Collected data
— START —
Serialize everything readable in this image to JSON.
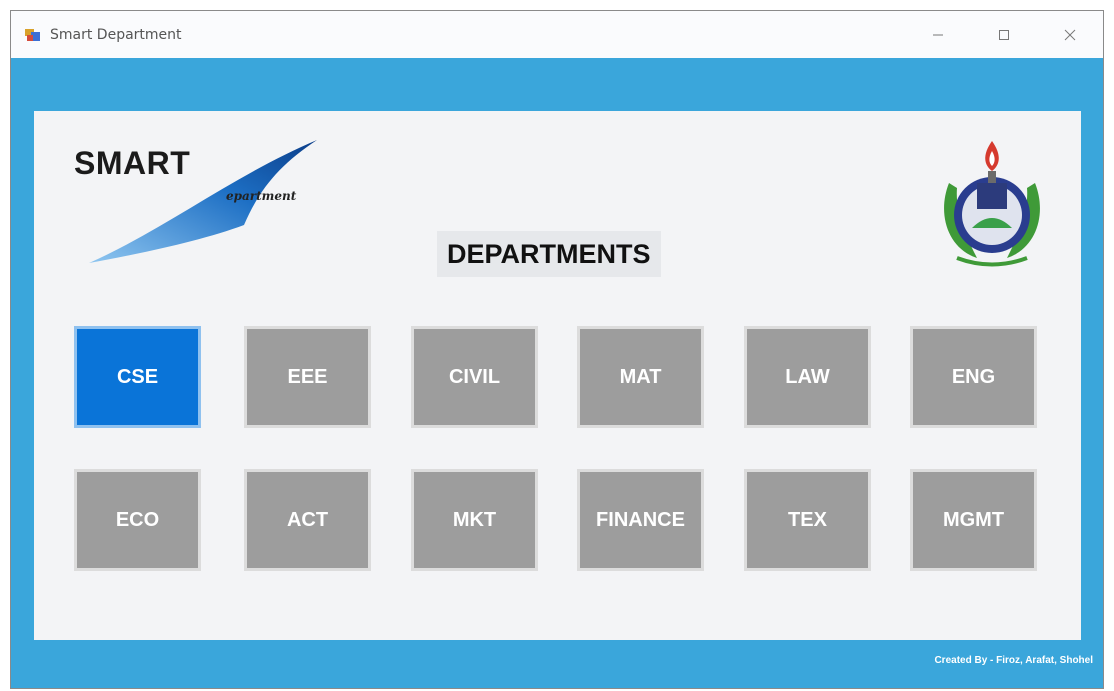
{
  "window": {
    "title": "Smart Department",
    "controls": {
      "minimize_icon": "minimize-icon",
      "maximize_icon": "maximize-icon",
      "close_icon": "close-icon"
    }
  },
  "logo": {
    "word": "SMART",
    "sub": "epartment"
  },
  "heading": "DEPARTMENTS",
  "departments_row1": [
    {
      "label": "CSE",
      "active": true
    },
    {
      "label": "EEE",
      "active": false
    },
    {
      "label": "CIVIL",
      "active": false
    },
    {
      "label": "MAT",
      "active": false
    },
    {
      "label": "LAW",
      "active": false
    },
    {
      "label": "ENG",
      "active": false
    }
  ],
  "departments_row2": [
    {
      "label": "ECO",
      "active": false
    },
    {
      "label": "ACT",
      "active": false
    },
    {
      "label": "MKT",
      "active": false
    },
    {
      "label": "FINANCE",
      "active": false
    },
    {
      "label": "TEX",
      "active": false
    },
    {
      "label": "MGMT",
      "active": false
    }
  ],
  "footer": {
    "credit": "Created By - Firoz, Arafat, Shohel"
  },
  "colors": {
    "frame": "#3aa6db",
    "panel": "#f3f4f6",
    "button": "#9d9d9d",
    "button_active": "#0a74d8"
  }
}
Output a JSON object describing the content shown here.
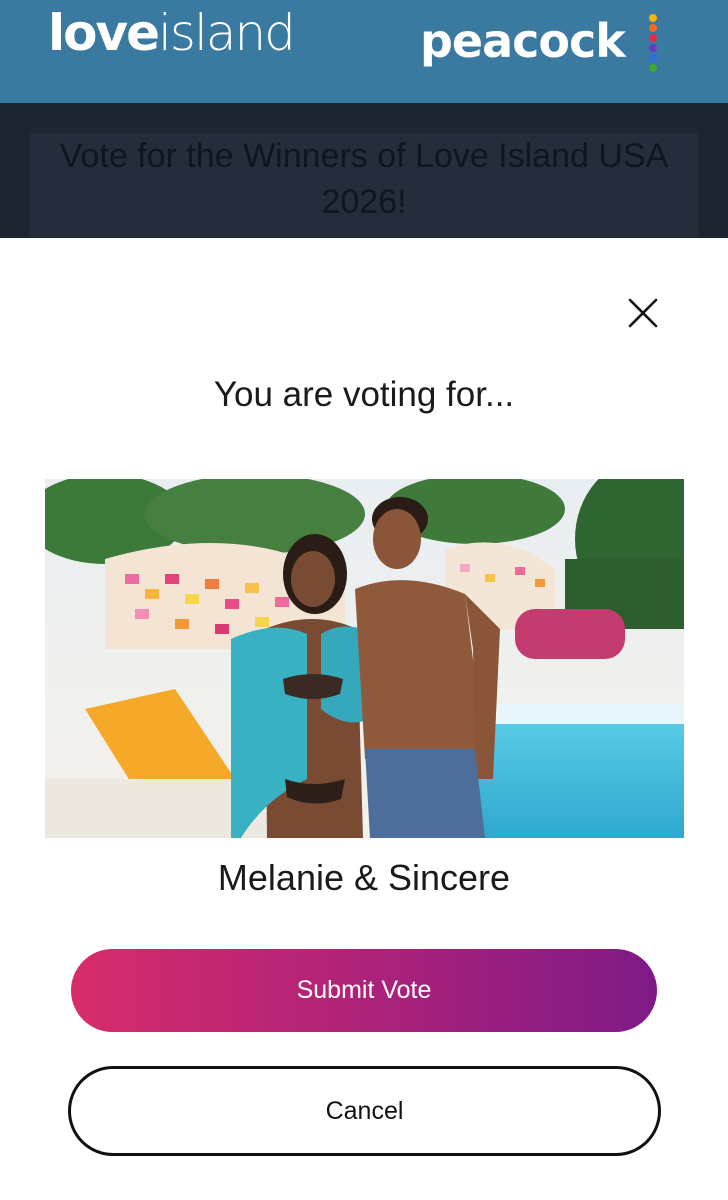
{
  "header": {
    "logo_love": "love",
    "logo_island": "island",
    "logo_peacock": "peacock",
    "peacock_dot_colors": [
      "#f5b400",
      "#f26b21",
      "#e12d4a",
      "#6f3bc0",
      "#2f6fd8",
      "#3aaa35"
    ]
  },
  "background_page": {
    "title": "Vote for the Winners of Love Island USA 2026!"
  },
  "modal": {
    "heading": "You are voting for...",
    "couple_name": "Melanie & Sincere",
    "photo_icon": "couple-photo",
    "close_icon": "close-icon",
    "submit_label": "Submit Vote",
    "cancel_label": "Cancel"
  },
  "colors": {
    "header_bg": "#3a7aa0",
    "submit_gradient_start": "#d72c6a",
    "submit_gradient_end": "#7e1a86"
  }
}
— END —
— START —
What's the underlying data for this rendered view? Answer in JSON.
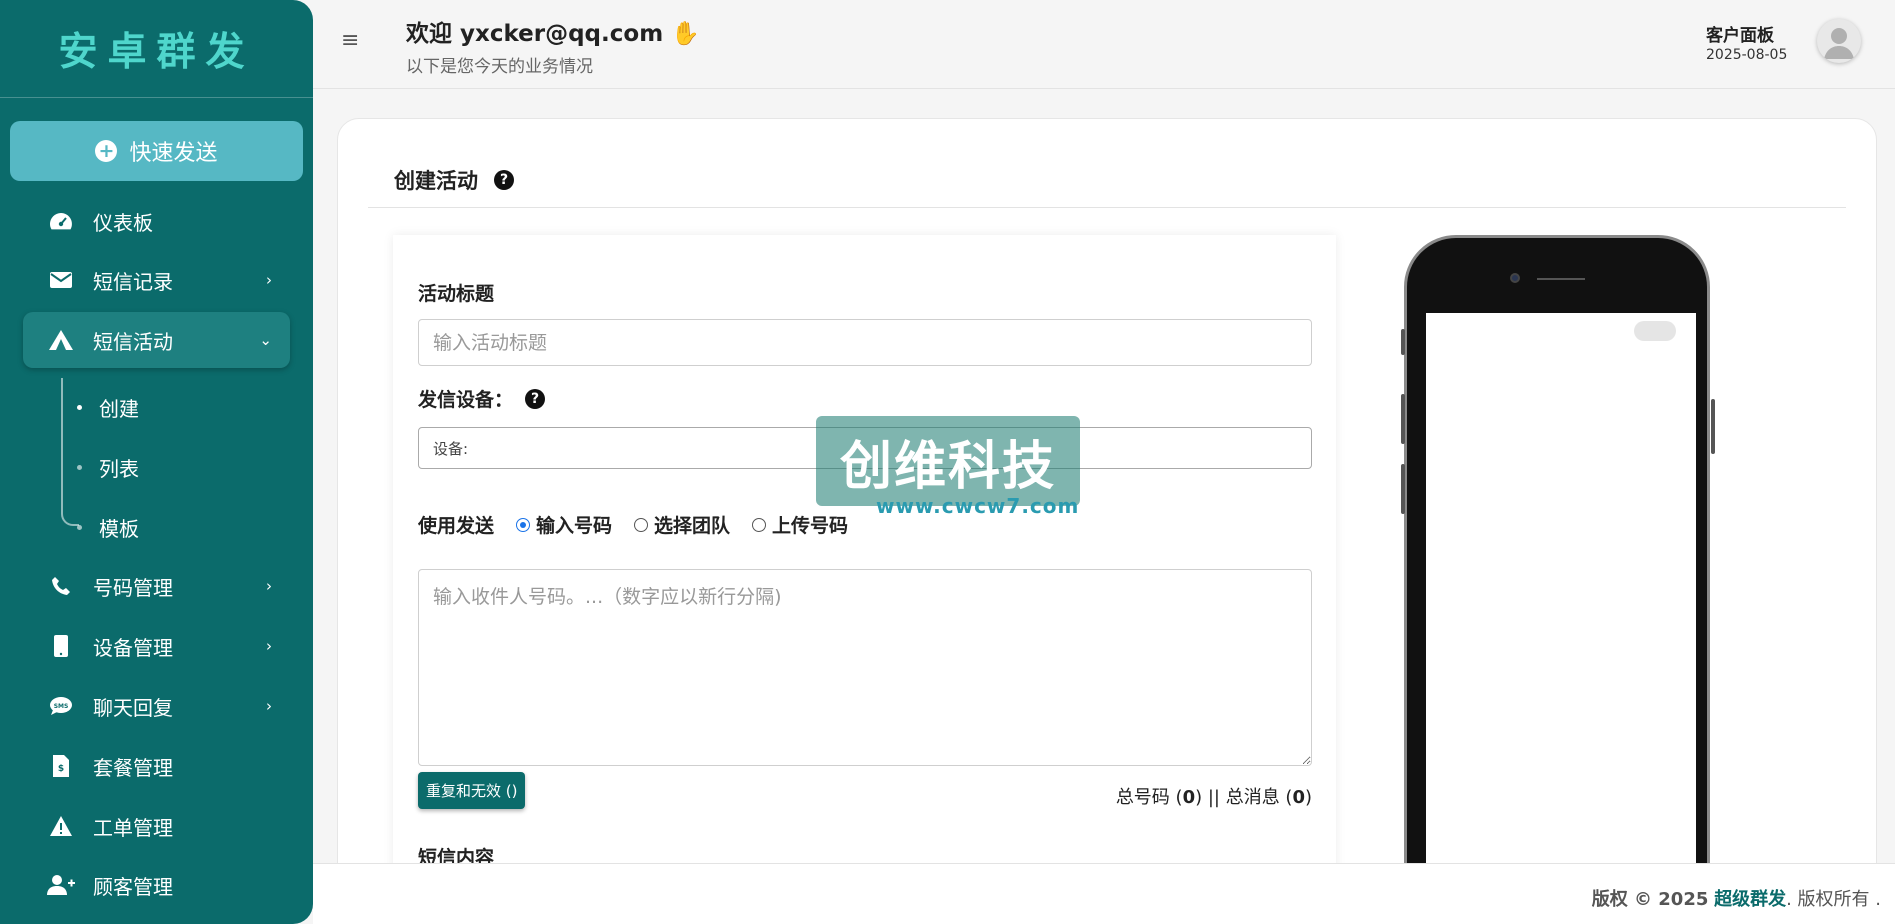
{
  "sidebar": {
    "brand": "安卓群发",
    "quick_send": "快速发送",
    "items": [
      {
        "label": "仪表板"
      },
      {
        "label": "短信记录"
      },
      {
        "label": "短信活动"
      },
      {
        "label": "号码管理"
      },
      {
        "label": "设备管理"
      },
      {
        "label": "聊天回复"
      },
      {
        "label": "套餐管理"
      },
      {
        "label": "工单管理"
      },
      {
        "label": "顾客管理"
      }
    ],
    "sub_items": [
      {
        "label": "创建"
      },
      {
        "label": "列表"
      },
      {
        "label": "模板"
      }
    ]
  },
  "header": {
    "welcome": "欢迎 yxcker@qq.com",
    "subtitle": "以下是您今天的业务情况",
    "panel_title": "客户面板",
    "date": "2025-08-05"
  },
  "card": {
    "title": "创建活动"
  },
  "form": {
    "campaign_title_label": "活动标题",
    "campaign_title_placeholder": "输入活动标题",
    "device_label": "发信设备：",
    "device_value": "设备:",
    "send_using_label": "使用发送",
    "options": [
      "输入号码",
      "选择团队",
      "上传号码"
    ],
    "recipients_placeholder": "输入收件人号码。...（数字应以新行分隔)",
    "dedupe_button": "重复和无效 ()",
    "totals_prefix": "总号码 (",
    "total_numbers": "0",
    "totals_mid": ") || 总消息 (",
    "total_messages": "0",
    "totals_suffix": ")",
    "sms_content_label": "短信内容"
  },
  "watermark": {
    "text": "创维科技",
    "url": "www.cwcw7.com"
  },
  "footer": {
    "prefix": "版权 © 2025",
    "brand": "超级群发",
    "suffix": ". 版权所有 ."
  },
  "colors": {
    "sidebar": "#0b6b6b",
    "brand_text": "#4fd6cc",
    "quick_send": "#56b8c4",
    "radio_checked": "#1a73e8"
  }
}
— END —
TASK DETAILS -
Only lines with "Vote" are wanted here; list each of them.

THE RESULT -
    "title": "Vote for the Winners of Love Island USA 2026!"
    "submit_label": "Submit Vote",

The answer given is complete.